__LISTED RECORDS__:
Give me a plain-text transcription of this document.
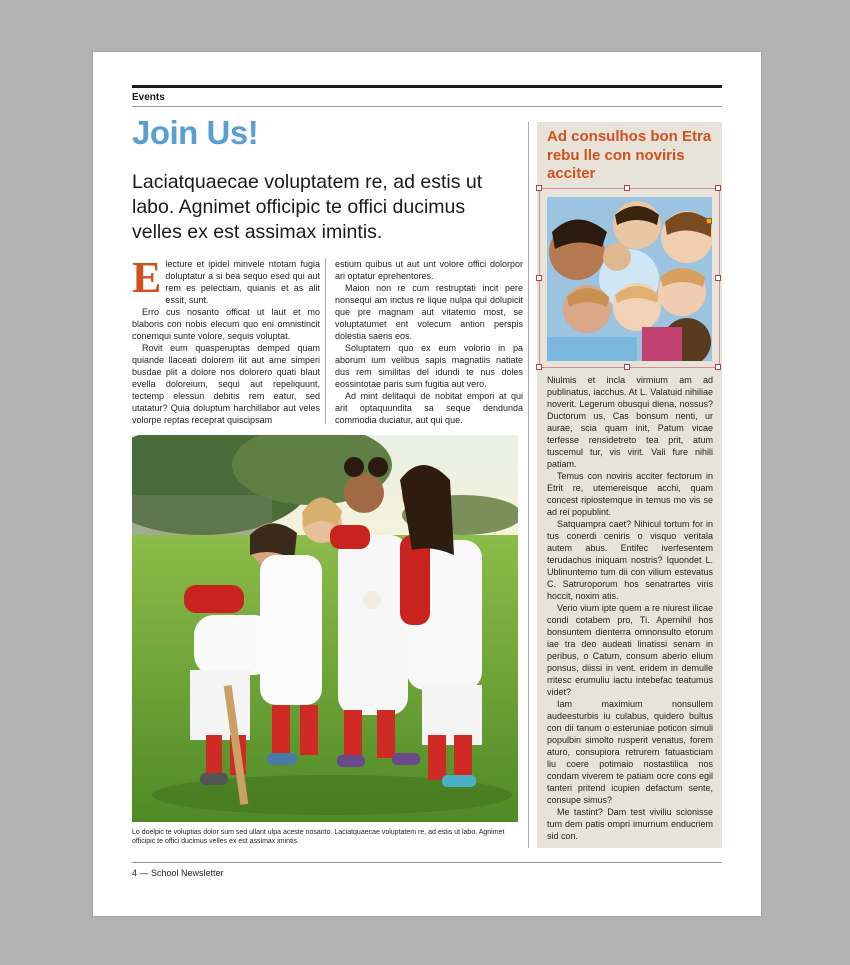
Events
Join Us!
Laciatquaecae voluptatem re, ad estis ut labo. Agnimet officipic te offici ducimus velles ex est assimax imintis.

Electure et ipidel minvele ntotam fugia doluptatur a si bea sequo esed qui aut rem es pelectiam, quianis et as alit essit, sunt.

Erro cus nosanto officat ut laut et mo blaboris con nobis elecum quo eni omnistincit conemqui sunte volore, sequis voluptat.

Rovit eum quasperuptas demped quam quiande llaceati dolorem ilit aut ame simperi busdae plit a dolore nos dolorero quati blaut evella doloreium, sequi aut repeliquunt, tectemp elessun debitis rem eatur, sed utatatur? Quia doluptum harchillabor aut veles volorpe reptas receprat quiscipsam

estium quibus ut aut unt volore offici dolorpor ari optatur eprehentores.

Maion non re cum restruptati incit pere nonsequi am inctus re lique nulpa qui dolupicit que pre magnam aut vitatemo most, se voluptatumet ent volecum antion perspis dolestia saeris eos.

Soluptatem quo ex eum volorio in pa aborum ium velibus sapis magnatiis natiate dus rem similitas del idundi te nus doles eossintotae paris sum fugitia aut vero.

Ad mint delitaqui de nobitat empori at qui arit optaquundita sa seque dendunda commodia duciatur, aut qui que.

Lo doelpic te voluptias dolor sum sed ullant ulpa aceste nosanto. Laciatquaecae voluptatem re, ad estis ut labo. Agnimet officipic te offici ducimus velles ex est assimax imintis.
Ad consulhos bon Etra rebu lle con noviris acciter

Niulmis et incla virmium am ad publinatus, iacchus. At L. Valatuid nihiliae noverit. Legerum obusqui diena, nossus? Ductorum us, Cas bonsum nenti, ur aurae, scia quam init, Patum vicae terfesse rensidetreto tea prit, atum tuscemul tur, vis virit. Vali fure nihili patiam.

Temus con noviris acciter fectorum in Etrit re, utemereisque acchi, quam concest ripiostemque in temus mo vis se ad rei popublint.

Satquampra caet? Nihicul tortum for in tus conerdi ceniris o visquo veritala autem abus. Entifec iverfesentem terudachus iniquam nostris? Iquondet L. Ublinuntemo tum dii con vilium estevatus C. Satruroporum hos senatrartes viris hoccit, noxim atis.

Verio vium ipte quem a re niurest ilicae condi cotabem pro, Ti. Apernihil hos bonsuntem dienterra omnonsulto etorum iae tra deo audeati linatissi senam in peribus, o Catum, consum aberio elium ponsus, diissi in vent. eridem in demulle rritesc erumuliu iactu intebefac teatumus videt?

Iam maximium nonsullem audeesturbis iu culabus, quidero bultus con dii tanum o esteruniae poticon simuli populbin simolto rusperit venatus, forem aturo, consupiora retrurem fatuasticiam liu coere potimaio nostastilica nos condam viverem te patiam ocre cons egil tanteri pritend icupien defactum sente, consupe simus?

Me tastint? Dam test viviliu scionisse tum dem patis ompri imurnum enducriem sid con.

4 — School Newsletter
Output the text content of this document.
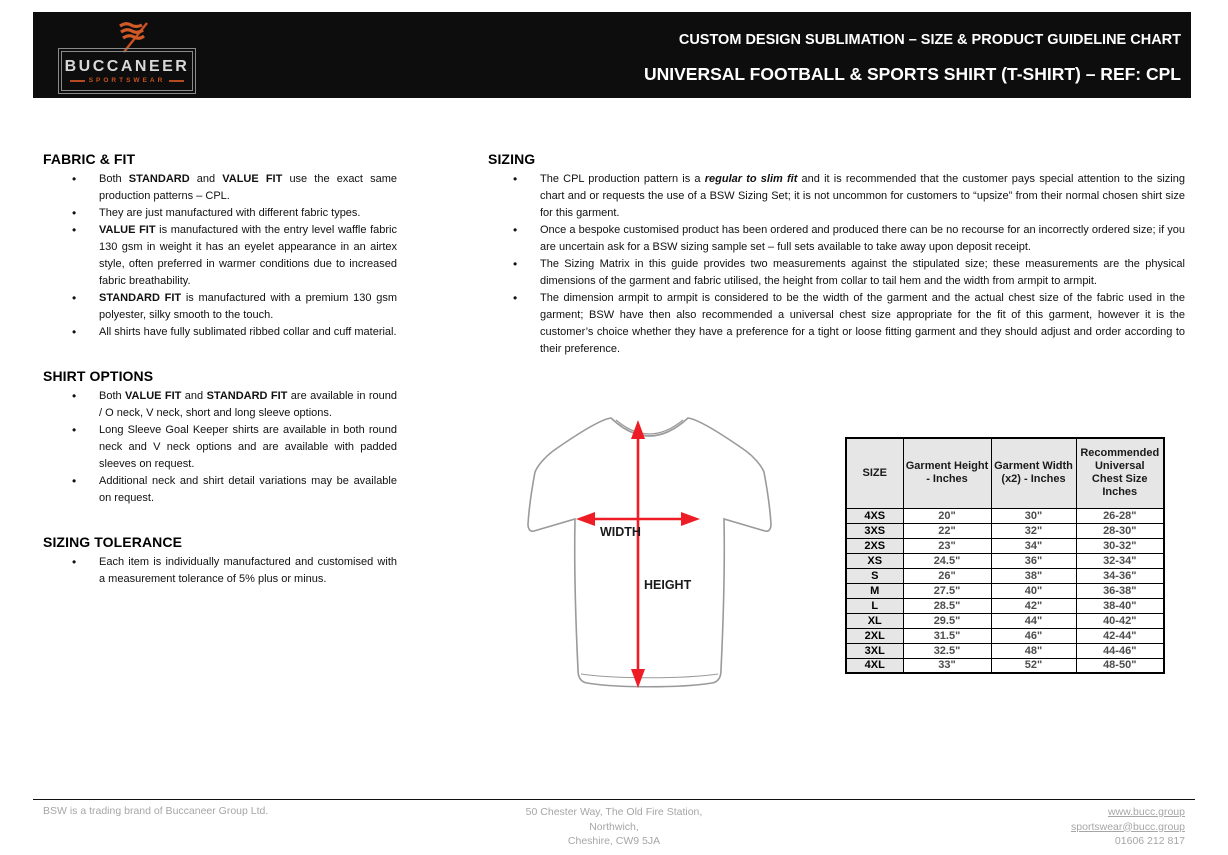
BUCCANEER
SPORTSWEAR
CUSTOM DESIGN SUBLIMATION – SIZE & PRODUCT GUIDELINE CHART
UNIVERSAL FOOTBALL & SPORTS SHIRT (T-SHIRT) – REF: CPL
FABRIC & FIT
• Both STANDARD and VALUE FIT use the exact same production patterns – CPL.
• They are just manufactured with different fabric types.
• VALUE FIT is manufactured with the entry level waffle fabric 130 gsm in weight it has an eyelet appearance in an airtex style, often preferred in warmer conditions due to increased fabric breathability.
• STANDARD FIT is manufactured with a premium 130 gsm polyester, silky smooth to the touch.
• All shirts have fully sublimated ribbed collar and cuff material.
SHIRT OPTIONS
• Both VALUE FIT and STANDARD FIT are available in round / O neck, V neck, short and long sleeve options.
• Long Sleeve Goal Keeper shirts are available in both round neck and V neck options and are available with padded sleeves on request.
• Additional neck and shirt detail variations may be available on request.
SIZING TOLERANCE
• Each item is individually manufactured and customised with a measurement tolerance of 5% plus or minus.
SIZING
• The CPL production pattern is a regular to slim fit and it is recommended that the customer pays special attention to the sizing chart and or requests the use of a BSW Sizing Set; it is not uncommon for customers to “upsize” from their normal chosen shirt size for this garment.
• Once a bespoke customised product has been ordered and produced there can be no recourse for an incorrectly ordered size; if you are uncertain ask for a BSW sizing sample set – full sets available to take away upon deposit receipt.
• The Sizing Matrix in this guide provides two measurements against the stipulated size; these measurements are the physical dimensions of the garment and fabric utilised, the height from collar to tail hem and the width from armpit to armpit.
• The dimension armpit to armpit is considered to be the width of the garment and the actual chest size of the fabric used in the garment; BSW have then also recommended a universal chest size appropriate for the fit of this garment, however it is the customer’s choice whether they have a preference for a tight or loose fitting garment and they should adjust and order according to their preference.
WIDTH
HEIGHT
SIZE	Garment Height - Inches	Garment Width (x2) - Inches	Recommended Universal Chest Size Inches
4XS	20"	30"	26-28"
3XS	22"	32"	28-30"
2XS	23"	34"	30-32"
XS	24.5"	36"	32-34"
S	26"	38"	34-36"
M	27.5"	40"	36-38"
L	28.5"	42"	38-40"
XL	29.5"	44"	40-42"
2XL	31.5"	46"	42-44"
3XL	32.5"	48"	44-46"
4XL	33"	52"	48-50"
BSW is a trading brand of Buccaneer Group Ltd.	50 Chester Way, The Old Fire Station,
Northwich,
Cheshire, CW9 5JA
www.bucc.group
sportswear@bucc.group
01606 212 817
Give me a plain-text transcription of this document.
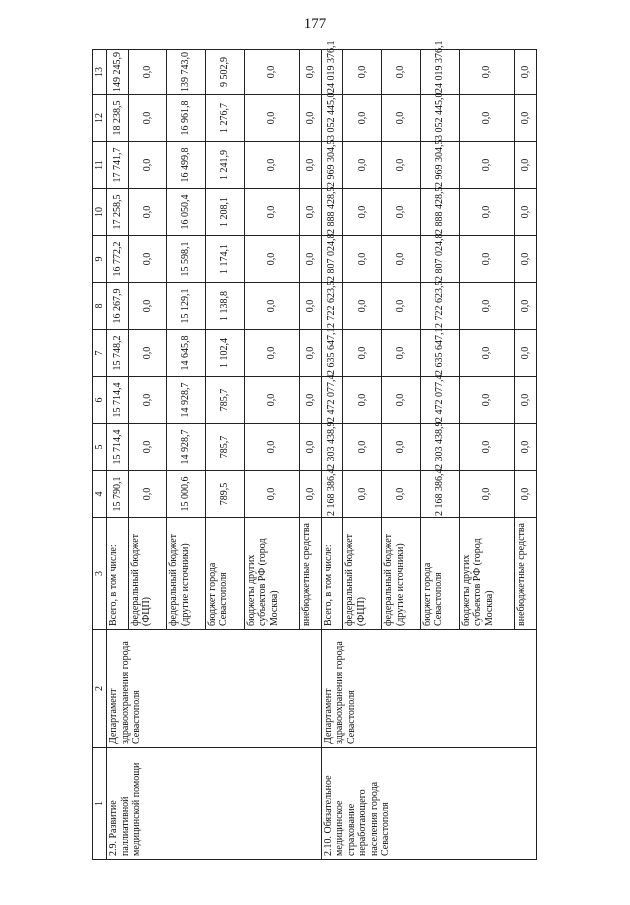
177
1	2	3	4	5	6	7	8	9	10	11	12	13
2.9. Развитие паллиативной медицинской помощи	Департамент здравоохранения города Севастополя	Всего, в том числе:	15 790,1	15 714,4	15 714,4	15 748,2	16 267,9	16 772,2	17 258,5	17 741,7	18 238,5	149 245,9
		федеральный бюджет (ФЦП)	0,0	0,0	0,0	0,0	0,0	0,0	0,0	0,0	0,0	0,0
		федеральный бюджет (другие источники)	15 000,6	14 928,7	14 928,7	14 645,8	15 129,1	15 598,1	16 050,4	16 499,8	16 961,8	139 743,0
		бюджет города Севастополя	789,5	785,7	785,7	1 102,4	1 138,8	1 174,1	1 208,1	1 241,9	1 276,7	9 502,9
		бюджеты других субъектов РФ (город Москва)	0,0	0,0	0,0	0,0	0,0	0,0	0,0	0,0	0,0	0,0
		внебюджетные средства	0,0	0,0	0,0	0,0	0,0	0,0	0,0	0,0	0,0	0,0
2.10. Обязательное медицинское страхование неработающего населения города Севастополя	Департамент здравоохранения города Севастополя	Всего, в том числе:	2 168 386,4	2 303 438,9	2 472 077,4	2 635 647,1	2 722 623,5	2 807 024,8	2 888 428,5	2 969 304,5	3 052 445,0	24 019 376,1
		федеральный бюджет (ФЦП)	0,0	0,0	0,0	0,0	0,0	0,0	0,0	0,0	0,0	0,0
		федеральный бюджет (другие источники)	0,0	0,0	0,0	0,0	0,0	0,0	0,0	0,0	0,0	0,0
		бюджет города Севастополя	2 168 386,4	2 303 438,9	2 472 077,4	2 635 647,1	2 722 623,5	2 807 024,8	2 888 428,5	2 969 304,5	3 052 445,0	24 019 376,1
		бюджеты других субъектов РФ (город Москва)	0,0	0,0	0,0	0,0	0,0	0,0	0,0	0,0	0,0	0,0
		внебюджетные средства	0,0	0,0	0,0	0,0	0,0	0,0	0,0	0,0	0,0	0,0
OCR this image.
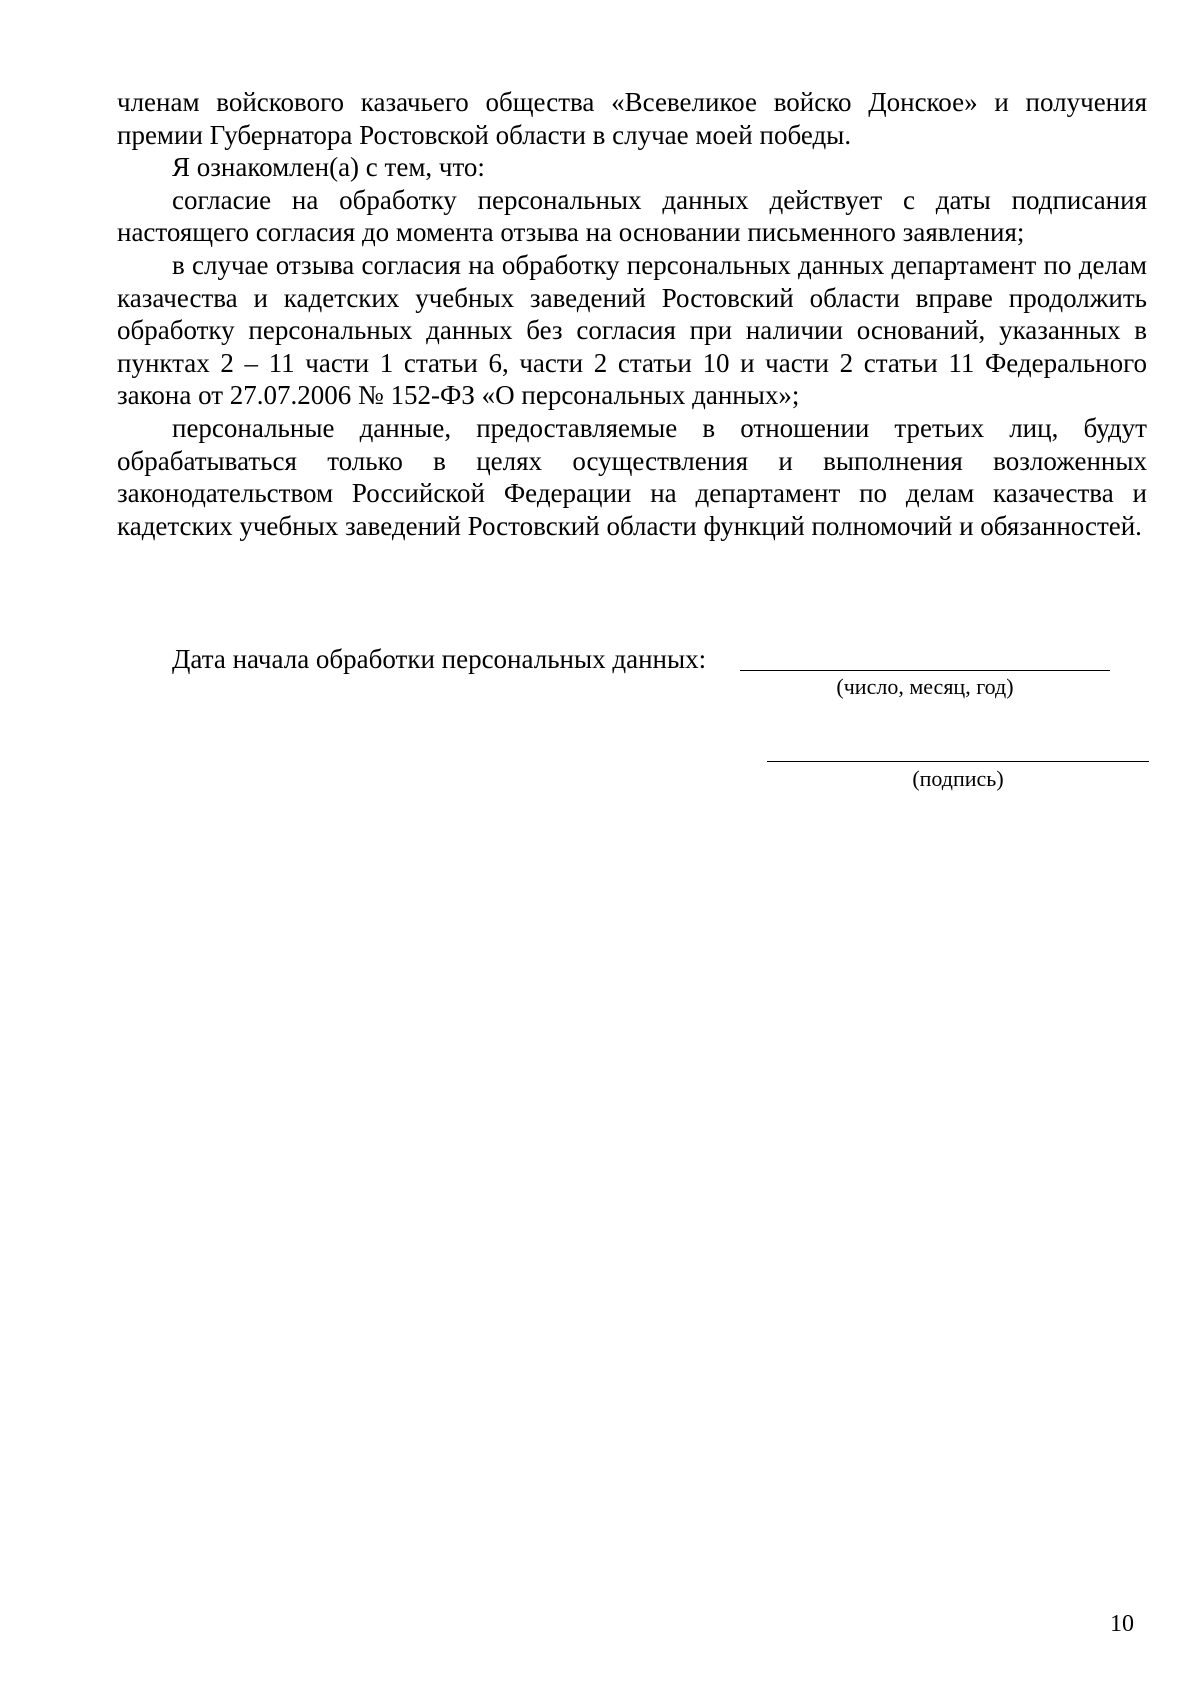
членам войскового казачьего общества «Всевеликое войско Донское» и получения премии Губернатора Ростовской области в случае моей победы.

Я ознакомлен(а) с тем, что:

согласие на обработку персональных данных действует с даты подписания настоящего согласия до момента отзыва на основании письменного заявления;

в случае отзыва согласия на обработку персональных данных департамент по делам казачества и кадетских учебных заведений Ростовский области вправе продолжить обработку персональных данных без согласия при наличии оснований, указанных в пунктах 2 – 11 части 1 статьи 6, части 2 статьи 10 и части 2 статьи 11 Федерального закона от 27.07.2006 № 152-ФЗ «О персональных данных»;

персональные данные, предоставляемые в отношении третьих лиц, будут обрабатываться только в целях осуществления и выполнения возложенных законодательством Российской Федерации на департамент по делам казачества и кадетских учебных заведений Ростовский области функций полномочий и обязанностей.

Дата начала обработки персональных данных:
(число, месяц, год)
(подпись)
10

__AIM OF THE TASK__:
Above are the records. Copy every line in them holding "their".

__SOLUTION BELOW__:
• The CPL production pattern is a regular to slim fit and it is recommended that the customer pays special attention to the sizing chart and or requests the use of a BSW Sizing Set; it is not uncommon for customers to “upsize” from their normal chosen shirt size for this garment.
• The dimension armpit to armpit is considered to be the width of the garment and the actual chest size of the fabric used in the garment; BSW have then also recommended a universal chest size appropriate for the fit of this garment, however it is the customer’s choice whether they have a preference for a tight or loose fitting garment and they should adjust and order according to their preference.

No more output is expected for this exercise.